| Provided data |
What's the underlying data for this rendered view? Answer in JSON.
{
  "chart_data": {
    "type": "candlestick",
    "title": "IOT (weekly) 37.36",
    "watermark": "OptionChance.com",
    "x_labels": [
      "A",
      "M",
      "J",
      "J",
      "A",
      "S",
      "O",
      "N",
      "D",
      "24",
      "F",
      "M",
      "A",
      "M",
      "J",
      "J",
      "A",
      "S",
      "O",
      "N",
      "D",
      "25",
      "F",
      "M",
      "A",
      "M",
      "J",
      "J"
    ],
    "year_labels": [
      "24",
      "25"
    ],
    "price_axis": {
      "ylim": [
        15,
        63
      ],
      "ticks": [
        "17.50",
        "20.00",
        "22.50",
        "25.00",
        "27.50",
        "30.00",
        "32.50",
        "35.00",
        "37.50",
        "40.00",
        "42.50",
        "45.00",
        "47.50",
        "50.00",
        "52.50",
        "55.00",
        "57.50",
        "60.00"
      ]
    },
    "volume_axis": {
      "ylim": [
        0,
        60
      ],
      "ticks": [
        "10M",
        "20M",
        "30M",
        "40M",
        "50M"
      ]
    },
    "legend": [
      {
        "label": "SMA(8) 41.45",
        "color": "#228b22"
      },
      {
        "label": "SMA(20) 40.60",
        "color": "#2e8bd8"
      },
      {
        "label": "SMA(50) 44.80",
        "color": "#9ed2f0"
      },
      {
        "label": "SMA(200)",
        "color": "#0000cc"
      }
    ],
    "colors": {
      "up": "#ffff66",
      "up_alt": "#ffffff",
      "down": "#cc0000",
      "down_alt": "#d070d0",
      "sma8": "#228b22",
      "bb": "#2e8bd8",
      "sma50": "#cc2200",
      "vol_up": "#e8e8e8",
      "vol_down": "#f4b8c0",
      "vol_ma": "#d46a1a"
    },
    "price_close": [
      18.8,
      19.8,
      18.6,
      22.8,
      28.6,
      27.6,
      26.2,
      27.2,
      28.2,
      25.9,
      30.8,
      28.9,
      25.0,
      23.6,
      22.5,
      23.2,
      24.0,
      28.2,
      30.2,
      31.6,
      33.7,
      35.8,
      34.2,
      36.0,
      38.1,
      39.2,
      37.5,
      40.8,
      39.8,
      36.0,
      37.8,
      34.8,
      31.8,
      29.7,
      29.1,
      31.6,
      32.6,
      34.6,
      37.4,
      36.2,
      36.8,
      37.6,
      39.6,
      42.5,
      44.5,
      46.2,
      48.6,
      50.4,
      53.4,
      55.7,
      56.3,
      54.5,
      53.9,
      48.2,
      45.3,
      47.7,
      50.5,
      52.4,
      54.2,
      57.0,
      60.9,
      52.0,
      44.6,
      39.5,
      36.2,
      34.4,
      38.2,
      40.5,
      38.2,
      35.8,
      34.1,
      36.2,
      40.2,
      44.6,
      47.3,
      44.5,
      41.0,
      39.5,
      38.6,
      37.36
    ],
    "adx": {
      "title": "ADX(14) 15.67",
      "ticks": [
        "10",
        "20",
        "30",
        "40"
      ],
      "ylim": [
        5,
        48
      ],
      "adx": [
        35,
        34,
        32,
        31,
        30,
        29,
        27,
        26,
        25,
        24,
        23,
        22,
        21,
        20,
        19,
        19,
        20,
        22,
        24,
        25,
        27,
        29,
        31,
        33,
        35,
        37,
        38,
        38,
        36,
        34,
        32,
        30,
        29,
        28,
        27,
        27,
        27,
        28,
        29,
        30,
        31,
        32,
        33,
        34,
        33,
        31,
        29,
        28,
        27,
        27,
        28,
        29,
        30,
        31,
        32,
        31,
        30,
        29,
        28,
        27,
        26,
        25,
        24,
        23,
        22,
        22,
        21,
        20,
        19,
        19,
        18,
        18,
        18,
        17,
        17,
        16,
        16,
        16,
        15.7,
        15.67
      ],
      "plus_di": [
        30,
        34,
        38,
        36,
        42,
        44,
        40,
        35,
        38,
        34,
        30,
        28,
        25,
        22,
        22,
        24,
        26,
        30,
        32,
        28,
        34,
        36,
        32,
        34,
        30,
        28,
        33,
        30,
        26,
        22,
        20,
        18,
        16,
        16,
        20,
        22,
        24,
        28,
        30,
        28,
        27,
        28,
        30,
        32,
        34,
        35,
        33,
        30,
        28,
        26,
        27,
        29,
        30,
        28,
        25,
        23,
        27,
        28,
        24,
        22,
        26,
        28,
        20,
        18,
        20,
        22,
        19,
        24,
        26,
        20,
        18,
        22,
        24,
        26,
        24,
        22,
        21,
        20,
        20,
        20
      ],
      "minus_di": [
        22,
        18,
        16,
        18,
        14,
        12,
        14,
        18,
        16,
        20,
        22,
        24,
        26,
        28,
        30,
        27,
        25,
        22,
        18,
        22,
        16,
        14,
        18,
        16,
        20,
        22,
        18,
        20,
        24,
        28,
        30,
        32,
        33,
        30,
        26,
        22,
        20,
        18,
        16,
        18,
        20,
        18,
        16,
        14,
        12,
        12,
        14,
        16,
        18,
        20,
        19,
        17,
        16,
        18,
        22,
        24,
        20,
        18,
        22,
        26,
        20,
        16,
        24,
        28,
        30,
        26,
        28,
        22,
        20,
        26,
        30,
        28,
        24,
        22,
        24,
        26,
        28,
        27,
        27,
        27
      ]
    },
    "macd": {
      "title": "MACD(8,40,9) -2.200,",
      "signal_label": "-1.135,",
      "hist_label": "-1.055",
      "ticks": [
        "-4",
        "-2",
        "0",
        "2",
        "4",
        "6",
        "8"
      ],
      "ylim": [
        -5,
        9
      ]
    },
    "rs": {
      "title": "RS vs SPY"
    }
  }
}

| What you need to do |
Write the entire listing out again, word for word.

| Written solution |
What's the underlying data for this rendered view? Answer in JSON.
{
  "chart_data": {
    "type": "candlestick",
    "title": "IOT (weekly) 37.36",
    "watermark": "OptionChance.com",
    "x_labels": [
      "A",
      "M",
      "J",
      "J",
      "A",
      "S",
      "O",
      "N",
      "D",
      "24",
      "F",
      "M",
      "A",
      "M",
      "J",
      "J",
      "A",
      "S",
      "O",
      "N",
      "D",
      "25",
      "F",
      "M",
      "A",
      "M",
      "J",
      "J"
    ],
    "year_labels": [
      "24",
      "25"
    ],
    "price_axis": {
      "ylim": [
        15,
        63
      ],
      "ticks": [
        "17.50",
        "20.00",
        "22.50",
        "25.00",
        "27.50",
        "30.00",
        "32.50",
        "35.00",
        "37.50",
        "40.00",
        "42.50",
        "45.00",
        "47.50",
        "50.00",
        "52.50",
        "55.00",
        "57.50",
        "60.00"
      ]
    },
    "volume_axis": {
      "ylim": [
        0,
        60
      ],
      "ticks": [
        "10M",
        "20M",
        "30M",
        "40M",
        "50M"
      ]
    },
    "legend": [
      {
        "label": "SMA(8) 41.45",
        "color": "#228b22"
      },
      {
        "label": "SMA(20) 40.60",
        "color": "#2e8bd8"
      },
      {
        "label": "SMA(50) 44.80",
        "color": "#9ed2f0"
      },
      {
        "label": "SMA(200)",
        "color": "#0000cc"
      }
    ],
    "colors": {
      "up": "#ffff66",
      "up_alt": "#ffffff",
      "down": "#cc0000",
      "down_alt": "#d070d0",
      "sma8": "#228b22",
      "bb": "#2e8bd8",
      "sma50": "#cc2200",
      "vol_up": "#e8e8e8",
      "vol_down": "#f4b8c0",
      "vol_ma": "#d46a1a"
    },
    "price_close": [
      18.8,
      19.8,
      18.6,
      22.8,
      28.6,
      27.6,
      26.2,
      27.2,
      28.2,
      25.9,
      30.8,
      28.9,
      25.0,
      23.6,
      22.5,
      23.2,
      24.0,
      28.2,
      30.2,
      31.6,
      33.7,
      35.8,
      34.2,
      36.0,
      38.1,
      39.2,
      37.5,
      40.8,
      39.8,
      36.0,
      37.8,
      34.8,
      31.8,
      29.7,
      29.1,
      31.6,
      32.6,
      34.6,
      37.4,
      36.2,
      36.8,
      37.6,
      39.6,
      42.5,
      44.5,
      46.2,
      48.6,
      50.4,
      53.4,
      55.7,
      56.3,
      54.5,
      53.9,
      48.2,
      45.3,
      47.7,
      50.5,
      52.4,
      54.2,
      57.0,
      60.9,
      52.0,
      44.6,
      39.5,
      36.2,
      34.4,
      38.2,
      40.5,
      38.2,
      35.8,
      34.1,
      36.2,
      40.2,
      44.6,
      47.3,
      44.5,
      41.0,
      39.5,
      38.6,
      37.36
    ],
    "adx": {
      "title": "ADX(14) 15.67",
      "ticks": [
        "10",
        "20",
        "30",
        "40"
      ],
      "ylim": [
        5,
        48
      ],
      "adx": [
        35,
        34,
        32,
        31,
        30,
        29,
        27,
        26,
        25,
        24,
        23,
        22,
        21,
        20,
        19,
        19,
        20,
        22,
        24,
        25,
        27,
        29,
        31,
        33,
        35,
        37,
        38,
        38,
        36,
        34,
        32,
        30,
        29,
        28,
        27,
        27,
        27,
        28,
        29,
        30,
        31,
        32,
        33,
        34,
        33,
        31,
        29,
        28,
        27,
        27,
        28,
        29,
        30,
        31,
        32,
        31,
        30,
        29,
        28,
        27,
        26,
        25,
        24,
        23,
        22,
        22,
        21,
        20,
        19,
        19,
        18,
        18,
        18,
        17,
        17,
        16,
        16,
        16,
        15.7,
        15.67
      ],
      "plus_di": [
        30,
        34,
        38,
        36,
        42,
        44,
        40,
        35,
        38,
        34,
        30,
        28,
        25,
        22,
        22,
        24,
        26,
        30,
        32,
        28,
        34,
        36,
        32,
        34,
        30,
        28,
        33,
        30,
        26,
        22,
        20,
        18,
        16,
        16,
        20,
        22,
        24,
        28,
        30,
        28,
        27,
        28,
        30,
        32,
        34,
        35,
        33,
        30,
        28,
        26,
        27,
        29,
        30,
        28,
        25,
        23,
        27,
        28,
        24,
        22,
        26,
        28,
        20,
        18,
        20,
        22,
        19,
        24,
        26,
        20,
        18,
        22,
        24,
        26,
        24,
        22,
        21,
        20,
        20,
        20
      ],
      "minus_di": [
        22,
        18,
        16,
        18,
        14,
        12,
        14,
        18,
        16,
        20,
        22,
        24,
        26,
        28,
        30,
        27,
        25,
        22,
        18,
        22,
        16,
        14,
        18,
        16,
        20,
        22,
        18,
        20,
        24,
        28,
        30,
        32,
        33,
        30,
        26,
        22,
        20,
        18,
        16,
        18,
        20,
        18,
        16,
        14,
        12,
        12,
        14,
        16,
        18,
        20,
        19,
        17,
        16,
        18,
        22,
        24,
        20,
        18,
        22,
        26,
        20,
        16,
        24,
        28,
        30,
        26,
        28,
        22,
        20,
        26,
        30,
        28,
        24,
        22,
        24,
        26,
        28,
        27,
        27,
        27
      ]
    },
    "macd": {
      "title": "MACD(8,40,9) -2.200,",
      "signal_label": "-1.135,",
      "hist_label": "-1.055",
      "ticks": [
        "-4",
        "-2",
        "0",
        "2",
        "4",
        "6",
        "8"
      ],
      "ylim": [
        -5,
        9
      ]
    },
    "rs": {
      "title": "RS vs SPY"
    }
  }
}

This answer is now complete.